───── Records shown ─────
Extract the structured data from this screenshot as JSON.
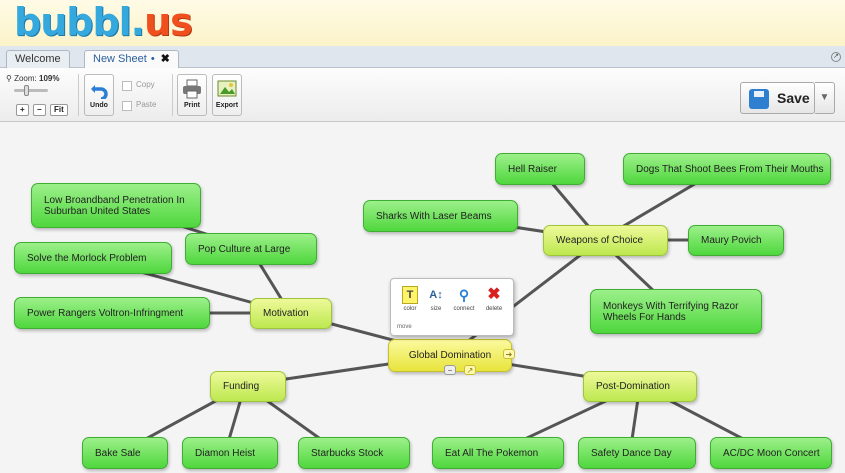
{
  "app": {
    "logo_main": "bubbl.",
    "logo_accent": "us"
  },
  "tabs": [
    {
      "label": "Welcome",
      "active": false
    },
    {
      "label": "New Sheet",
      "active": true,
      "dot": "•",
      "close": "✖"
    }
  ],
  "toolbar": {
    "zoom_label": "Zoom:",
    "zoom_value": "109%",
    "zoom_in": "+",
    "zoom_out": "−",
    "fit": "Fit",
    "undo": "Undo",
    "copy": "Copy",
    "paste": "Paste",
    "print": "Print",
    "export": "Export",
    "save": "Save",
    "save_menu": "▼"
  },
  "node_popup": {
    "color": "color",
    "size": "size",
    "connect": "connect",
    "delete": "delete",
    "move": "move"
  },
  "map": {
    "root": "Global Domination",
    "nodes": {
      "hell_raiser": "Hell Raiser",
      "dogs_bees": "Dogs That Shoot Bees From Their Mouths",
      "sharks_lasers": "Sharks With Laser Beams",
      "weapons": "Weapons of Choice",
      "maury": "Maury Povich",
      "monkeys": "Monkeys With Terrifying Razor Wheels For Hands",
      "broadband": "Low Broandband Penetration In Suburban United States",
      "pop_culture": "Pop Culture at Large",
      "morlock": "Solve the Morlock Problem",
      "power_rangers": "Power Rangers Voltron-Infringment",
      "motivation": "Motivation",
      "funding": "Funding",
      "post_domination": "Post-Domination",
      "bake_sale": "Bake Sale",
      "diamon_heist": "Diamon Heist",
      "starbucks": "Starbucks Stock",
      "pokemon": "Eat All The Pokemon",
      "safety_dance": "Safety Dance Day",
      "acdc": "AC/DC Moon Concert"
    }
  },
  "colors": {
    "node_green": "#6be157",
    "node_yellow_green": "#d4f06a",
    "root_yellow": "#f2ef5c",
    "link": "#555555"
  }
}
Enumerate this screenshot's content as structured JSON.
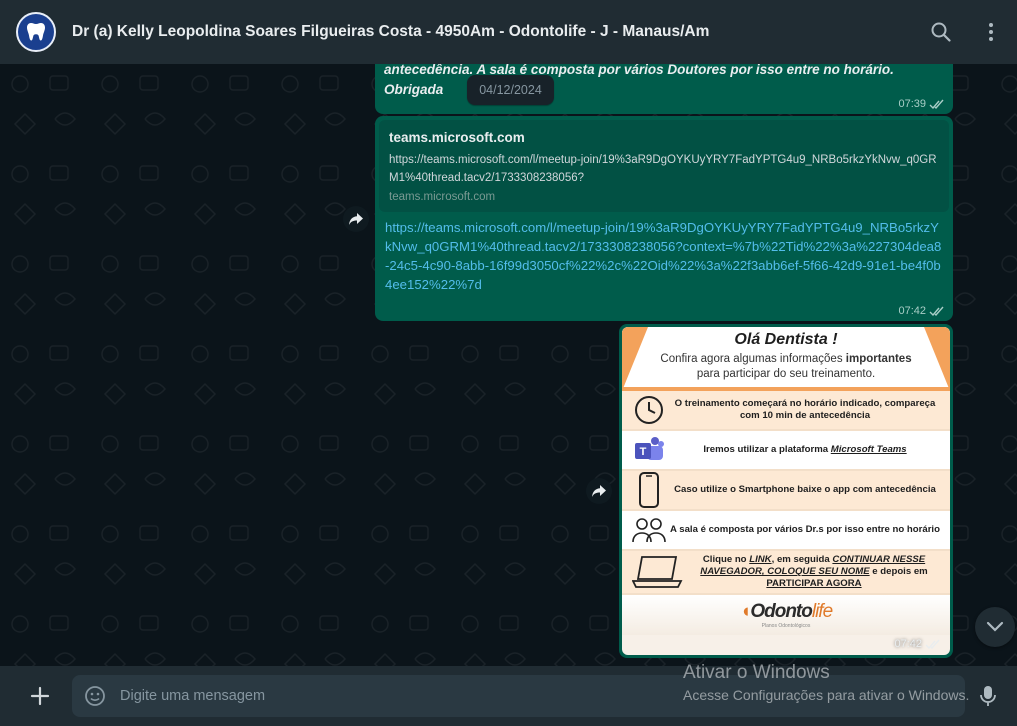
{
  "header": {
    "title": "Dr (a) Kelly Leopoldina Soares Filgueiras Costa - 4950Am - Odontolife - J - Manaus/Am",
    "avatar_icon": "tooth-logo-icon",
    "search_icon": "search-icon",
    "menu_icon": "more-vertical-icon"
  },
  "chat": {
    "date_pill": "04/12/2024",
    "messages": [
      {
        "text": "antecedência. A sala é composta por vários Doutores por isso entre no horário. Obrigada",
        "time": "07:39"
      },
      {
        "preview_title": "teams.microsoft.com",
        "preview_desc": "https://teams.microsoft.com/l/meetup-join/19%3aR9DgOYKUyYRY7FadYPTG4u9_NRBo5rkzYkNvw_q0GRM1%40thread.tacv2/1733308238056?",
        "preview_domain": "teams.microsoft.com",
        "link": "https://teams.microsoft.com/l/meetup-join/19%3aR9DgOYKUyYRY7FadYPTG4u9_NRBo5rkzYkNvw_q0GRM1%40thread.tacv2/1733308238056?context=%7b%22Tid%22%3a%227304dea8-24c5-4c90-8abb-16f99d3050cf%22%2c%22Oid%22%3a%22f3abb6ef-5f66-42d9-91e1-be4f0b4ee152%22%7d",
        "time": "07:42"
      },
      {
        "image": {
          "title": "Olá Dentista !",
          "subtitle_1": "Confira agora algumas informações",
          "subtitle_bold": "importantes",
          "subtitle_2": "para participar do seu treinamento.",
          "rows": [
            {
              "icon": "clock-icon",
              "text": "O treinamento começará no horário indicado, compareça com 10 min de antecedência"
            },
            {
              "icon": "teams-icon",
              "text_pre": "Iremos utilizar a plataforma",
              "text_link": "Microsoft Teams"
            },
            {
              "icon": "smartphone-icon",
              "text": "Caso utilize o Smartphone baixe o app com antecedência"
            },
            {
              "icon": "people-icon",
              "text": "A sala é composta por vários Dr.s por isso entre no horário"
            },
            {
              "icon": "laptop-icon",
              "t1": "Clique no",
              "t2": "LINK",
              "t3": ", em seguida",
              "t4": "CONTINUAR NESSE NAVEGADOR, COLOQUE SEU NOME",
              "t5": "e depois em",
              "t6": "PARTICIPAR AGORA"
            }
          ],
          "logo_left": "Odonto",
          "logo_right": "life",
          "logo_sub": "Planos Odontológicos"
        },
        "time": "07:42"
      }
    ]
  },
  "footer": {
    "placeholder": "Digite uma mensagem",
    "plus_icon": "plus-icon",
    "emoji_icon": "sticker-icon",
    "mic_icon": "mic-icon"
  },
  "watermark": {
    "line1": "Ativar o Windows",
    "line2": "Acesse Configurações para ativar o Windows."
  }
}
─────
--- Requirements ---
Leave out the pictures and print each record exactly as it stands.

--- Result for this exercise ---
Extract the structured data from this screenshot as JSON.
{
  "app": {
    "logo_main": "bubbl.",
    "logo_accent": "us"
  },
  "tabs": [
    {
      "label": "Welcome",
      "active": false
    },
    {
      "label": "New Sheet",
      "active": true,
      "dot": "•",
      "close": "✖"
    }
  ],
  "toolbar": {
    "zoom_label": "Zoom:",
    "zoom_value": "109%",
    "zoom_in": "+",
    "zoom_out": "−",
    "fit": "Fit",
    "undo": "Undo",
    "copy": "Copy",
    "paste": "Paste",
    "print": "Print",
    "export": "Export",
    "save": "Save",
    "save_menu": "▼"
  },
  "node_popup": {
    "color": "color",
    "size": "size",
    "connect": "connect",
    "delete": "delete",
    "move": "move"
  },
  "map": {
    "root": "Global Domination",
    "nodes": {
      "hell_raiser": "Hell Raiser",
      "dogs_bees": "Dogs That Shoot Bees From Their Mouths",
      "sharks_lasers": "Sharks With Laser Beams",
      "weapons": "Weapons of Choice",
      "maury": "Maury Povich",
      "monkeys": "Monkeys With Terrifying Razor Wheels For Hands",
      "broadband": "Low Broandband Penetration In Suburban United States",
      "pop_culture": "Pop Culture at Large",
      "morlock": "Solve the Morlock Problem",
      "power_rangers": "Power Rangers Voltron-Infringment",
      "motivation": "Motivation",
      "funding": "Funding",
      "post_domination": "Post-Domination",
      "bake_sale": "Bake Sale",
      "diamon_heist": "Diamon Heist",
      "starbucks": "Starbucks Stock",
      "pokemon": "Eat All The Pokemon",
      "safety_dance": "Safety Dance Day",
      "acdc": "AC/DC Moon Concert"
    }
  },
  "colors": {
    "node_green": "#6be157",
    "node_yellow_green": "#d4f06a",
    "root_yellow": "#f2ef5c",
    "link": "#555555"
  }
}
Enumerate this screenshot's content as structured JSON.
{
  "header": {
    "title": "Dr (a) Kelly Leopoldina Soares Filgueiras Costa - 4950Am - Odontolife - J - Manaus/Am",
    "avatar_icon": "tooth-logo-icon",
    "search_icon": "search-icon",
    "menu_icon": "more-vertical-icon"
  },
  "chat": {
    "date_pill": "04/12/2024",
    "messages": [
      {
        "text": "antecedência. A sala é composta por vários Doutores por isso entre no horário. Obrigada",
        "time": "07:39"
      },
      {
        "preview_title": "teams.microsoft.com",
        "preview_desc": "https://teams.microsoft.com/l/meetup-join/19%3aR9DgOYKUyYRY7FadYPTG4u9_NRBo5rkzYkNvw_q0GRM1%40thread.tacv2/1733308238056?",
        "preview_domain": "teams.microsoft.com",
        "link": "https://teams.microsoft.com/l/meetup-join/19%3aR9DgOYKUyYRY7FadYPTG4u9_NRBo5rkzYkNvw_q0GRM1%40thread.tacv2/1733308238056?context=%7b%22Tid%22%3a%227304dea8-24c5-4c90-8abb-16f99d3050cf%22%2c%22Oid%22%3a%22f3abb6ef-5f66-42d9-91e1-be4f0b4ee152%22%7d",
        "time": "07:42"
      },
      {
        "image": {
          "title": "Olá Dentista !",
          "subtitle_1": "Confira agora algumas informações",
          "subtitle_bold": "importantes",
          "subtitle_2": "para participar do seu treinamento.",
          "rows": [
            {
              "icon": "clock-icon",
              "text": "O treinamento começará no horário indicado, compareça com 10 min de antecedência"
            },
            {
              "icon": "teams-icon",
              "text_pre": "Iremos utilizar a plataforma",
              "text_link": "Microsoft Teams"
            },
            {
              "icon": "smartphone-icon",
              "text": "Caso utilize o Smartphone baixe o app com antecedência"
            },
            {
              "icon": "people-icon",
              "text": "A sala é composta por vários Dr.s por isso entre no horário"
            },
            {
              "icon": "laptop-icon",
              "t1": "Clique no",
              "t2": "LINK",
              "t3": ", em seguida",
              "t4": "CONTINUAR NESSE NAVEGADOR, COLOQUE SEU NOME",
              "t5": "e depois em",
              "t6": "PARTICIPAR AGORA"
            }
          ],
          "logo_left": "Odonto",
          "logo_right": "life",
          "logo_sub": "Planos Odontológicos"
        },
        "time": "07:42"
      }
    ]
  },
  "footer": {
    "placeholder": "Digite uma mensagem",
    "plus_icon": "plus-icon",
    "emoji_icon": "sticker-icon",
    "mic_icon": "mic-icon"
  },
  "watermark": {
    "line1": "Ativar o Windows",
    "line2": "Acesse Configurações para ativar o Windows."
  }
}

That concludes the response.